— START OF Source records —
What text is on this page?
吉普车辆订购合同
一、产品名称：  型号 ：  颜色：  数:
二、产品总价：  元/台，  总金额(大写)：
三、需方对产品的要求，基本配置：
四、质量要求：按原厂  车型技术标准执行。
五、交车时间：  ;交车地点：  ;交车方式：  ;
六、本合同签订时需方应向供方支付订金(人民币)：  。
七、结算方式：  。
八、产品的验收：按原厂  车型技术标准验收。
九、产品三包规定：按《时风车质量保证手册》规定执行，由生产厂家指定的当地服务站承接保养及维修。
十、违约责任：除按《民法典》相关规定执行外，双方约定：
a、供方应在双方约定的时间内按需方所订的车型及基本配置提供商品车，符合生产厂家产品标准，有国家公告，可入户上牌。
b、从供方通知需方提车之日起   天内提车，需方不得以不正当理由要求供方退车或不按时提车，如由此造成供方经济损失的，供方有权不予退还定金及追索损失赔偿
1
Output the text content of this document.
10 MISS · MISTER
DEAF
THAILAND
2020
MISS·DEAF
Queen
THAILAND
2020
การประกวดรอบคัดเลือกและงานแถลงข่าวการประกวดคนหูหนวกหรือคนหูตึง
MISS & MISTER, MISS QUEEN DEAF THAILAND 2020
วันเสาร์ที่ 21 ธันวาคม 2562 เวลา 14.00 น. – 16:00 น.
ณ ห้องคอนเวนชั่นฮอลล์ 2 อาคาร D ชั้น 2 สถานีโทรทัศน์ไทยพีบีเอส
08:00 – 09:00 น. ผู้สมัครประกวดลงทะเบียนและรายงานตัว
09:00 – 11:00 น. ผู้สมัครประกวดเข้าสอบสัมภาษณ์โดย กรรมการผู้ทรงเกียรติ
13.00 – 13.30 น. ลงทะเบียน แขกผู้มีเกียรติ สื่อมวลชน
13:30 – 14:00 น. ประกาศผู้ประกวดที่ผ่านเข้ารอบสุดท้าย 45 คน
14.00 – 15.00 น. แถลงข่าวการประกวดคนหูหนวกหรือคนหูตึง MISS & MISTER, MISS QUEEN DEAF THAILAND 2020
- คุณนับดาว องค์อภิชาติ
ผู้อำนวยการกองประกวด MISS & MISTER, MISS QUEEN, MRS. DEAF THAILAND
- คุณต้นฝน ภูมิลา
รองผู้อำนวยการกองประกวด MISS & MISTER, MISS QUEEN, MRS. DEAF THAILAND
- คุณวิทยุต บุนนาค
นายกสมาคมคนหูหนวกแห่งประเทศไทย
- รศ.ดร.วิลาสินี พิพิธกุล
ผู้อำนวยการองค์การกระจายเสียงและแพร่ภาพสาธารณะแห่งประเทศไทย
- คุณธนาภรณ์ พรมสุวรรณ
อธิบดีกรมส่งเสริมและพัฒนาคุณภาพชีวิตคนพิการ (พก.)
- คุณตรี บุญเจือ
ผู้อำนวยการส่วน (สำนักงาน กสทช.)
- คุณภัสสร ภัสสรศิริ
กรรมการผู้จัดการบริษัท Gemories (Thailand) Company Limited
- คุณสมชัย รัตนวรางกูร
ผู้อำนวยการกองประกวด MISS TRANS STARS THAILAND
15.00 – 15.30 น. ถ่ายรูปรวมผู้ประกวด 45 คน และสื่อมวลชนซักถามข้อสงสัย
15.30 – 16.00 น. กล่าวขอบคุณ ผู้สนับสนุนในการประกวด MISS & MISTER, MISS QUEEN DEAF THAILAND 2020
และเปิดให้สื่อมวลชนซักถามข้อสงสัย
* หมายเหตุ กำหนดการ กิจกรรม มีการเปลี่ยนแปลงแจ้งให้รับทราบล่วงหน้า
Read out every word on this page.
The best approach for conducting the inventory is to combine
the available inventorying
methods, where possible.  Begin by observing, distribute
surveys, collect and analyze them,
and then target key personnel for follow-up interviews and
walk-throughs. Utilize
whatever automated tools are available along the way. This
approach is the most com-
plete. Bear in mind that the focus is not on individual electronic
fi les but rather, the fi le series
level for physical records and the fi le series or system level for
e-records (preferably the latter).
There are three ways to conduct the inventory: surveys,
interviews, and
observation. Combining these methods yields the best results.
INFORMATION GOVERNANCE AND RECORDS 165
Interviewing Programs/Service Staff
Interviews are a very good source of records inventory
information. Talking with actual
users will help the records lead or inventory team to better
— END OF Source records —
### [Instructions to follow]
Retype the entries exactly, including every line.

### [Exercise response]
What text is on this page?
吉普车辆订购合同
一、产品名称：  型号 ：  颜色：  数:
二、产品总价：  元/台，  总金额(大写)：
三、需方对产品的要求，基本配置：
四、质量要求：按原厂  车型技术标准执行。
五、交车时间：  ;交车地点：  ;交车方式：  ;
六、本合同签订时需方应向供方支付订金(人民币)：  。
七、结算方式：  。
八、产品的验收：按原厂  车型技术标准验收。
九、产品三包规定：按《时风车质量保证手册》规定执行，由生产厂家指定的当地服务站承接保养及维修。
十、违约责任：除按《民法典》相关规定执行外，双方约定：
a、供方应在双方约定的时间内按需方所订的车型及基本配置提供商品车，符合生产厂家产品标准，有国家公告，可入户上牌。
b、从供方通知需方提车之日起   天内提车，需方不得以不正当理由要求供方退车或不按时提车，如由此造成供方经济损失的，供方有权不予退还定金及追索损失赔偿
1
Output the text content of this document.
10 MISS · MISTER
DEAF
THAILAND
2020
MISS·DEAF
Queen
THAILAND
2020
การประกวดรอบคัดเลือกและงานแถลงข่าวการประกวดคนหูหนวกหรือคนหูตึง
MISS & MISTER, MISS QUEEN DEAF THAILAND 2020
วันเสาร์ที่ 21 ธันวาคม 2562 เวลา 14.00 น. – 16:00 น.
ณ ห้องคอนเวนชั่นฮอลล์ 2 อาคาร D ชั้น 2 สถานีโทรทัศน์ไทยพีบีเอส
08:00 – 09:00 น. ผู้สมัครประกวดลงทะเบียนและรายงานตัว
09:00 – 11:00 น. ผู้สมัครประกวดเข้าสอบสัมภาษณ์โดย กรรมการผู้ทรงเกียรติ
13.00 – 13.30 น. ลงทะเบียน แขกผู้มีเกียรติ สื่อมวลชน
13:30 – 14:00 น. ประกาศผู้ประกวดที่ผ่านเข้ารอบสุดท้าย 45 คน
14.00 – 15.00 น. แถลงข่าวการประกวดคนหูหนวกหรือคนหูตึง MISS & MISTER, MISS QUEEN DEAF THAILAND 2020
- คุณนับดาว องค์อภิชาติ
ผู้อำนวยการกองประกวด MISS & MISTER, MISS QUEEN, MRS. DEAF THAILAND
- คุณต้นฝน ภูมิลา
รองผู้อำนวยการกองประกวด MISS & MISTER, MISS QUEEN, MRS. DEAF THAILAND
- คุณวิทยุต บุนนาค
นายกสมาคมคนหูหนวกแห่งประเทศไทย
- รศ.ดร.วิลาสินี พิพิธกุล
ผู้อำนวยการองค์การกระจายเสียงและแพร่ภาพสาธารณะแห่งประเทศไทย
- คุณธนาภรณ์ พรมสุวรรณ
อธิบดีกรมส่งเสริมและพัฒนาคุณภาพชีวิตคนพิการ (พก.)
- คุณตรี บุญเจือ
ผู้อำนวยการส่วน (สำนักงาน กสทช.)
- คุณภัสสร ภัสสรศิริ
กรรมการผู้จัดการบริษัท Gemories (Thailand) Company Limited
- คุณสมชัย รัตนวรางกูร
ผู้อำนวยการกองประกวด MISS TRANS STARS THAILAND
15.00 – 15.30 น. ถ่ายรูปรวมผู้ประกวด 45 คน และสื่อมวลชนซักถามข้อสงสัย
15.30 – 16.00 น. กล่าวขอบคุณ ผู้สนับสนุนในการประกวด MISS & MISTER, MISS QUEEN DEAF THAILAND 2020
และเปิดให้สื่อมวลชนซักถามข้อสงสัย
* หมายเหตุ กำหนดการ กิจกรรม มีการเปลี่ยนแปลงแจ้งให้รับทราบล่วงหน้า
Read out every word on this page.
The best approach for conducting the inventory is to combine
the available inventorying
methods, where possible.  Begin by observing, distribute
surveys, collect and analyze them,
and then target key personnel for follow-up interviews and
walk-throughs. Utilize
whatever automated tools are available along the way. This
approach is the most com-
plete. Bear in mind that the focus is not on individual electronic
fi les but rather, the fi le series
level for physical records and the fi le series or system level for
e-records (preferably the latter).
There are three ways to conduct the inventory: surveys,
interviews, and
observation. Combining these methods yields the best results.
INFORMATION GOVERNANCE AND RECORDS 165
Interviewing Programs/Service Staff
Interviews are a very good source of records inventory
information. Talking with actual
users will help the records lead or inventory team to better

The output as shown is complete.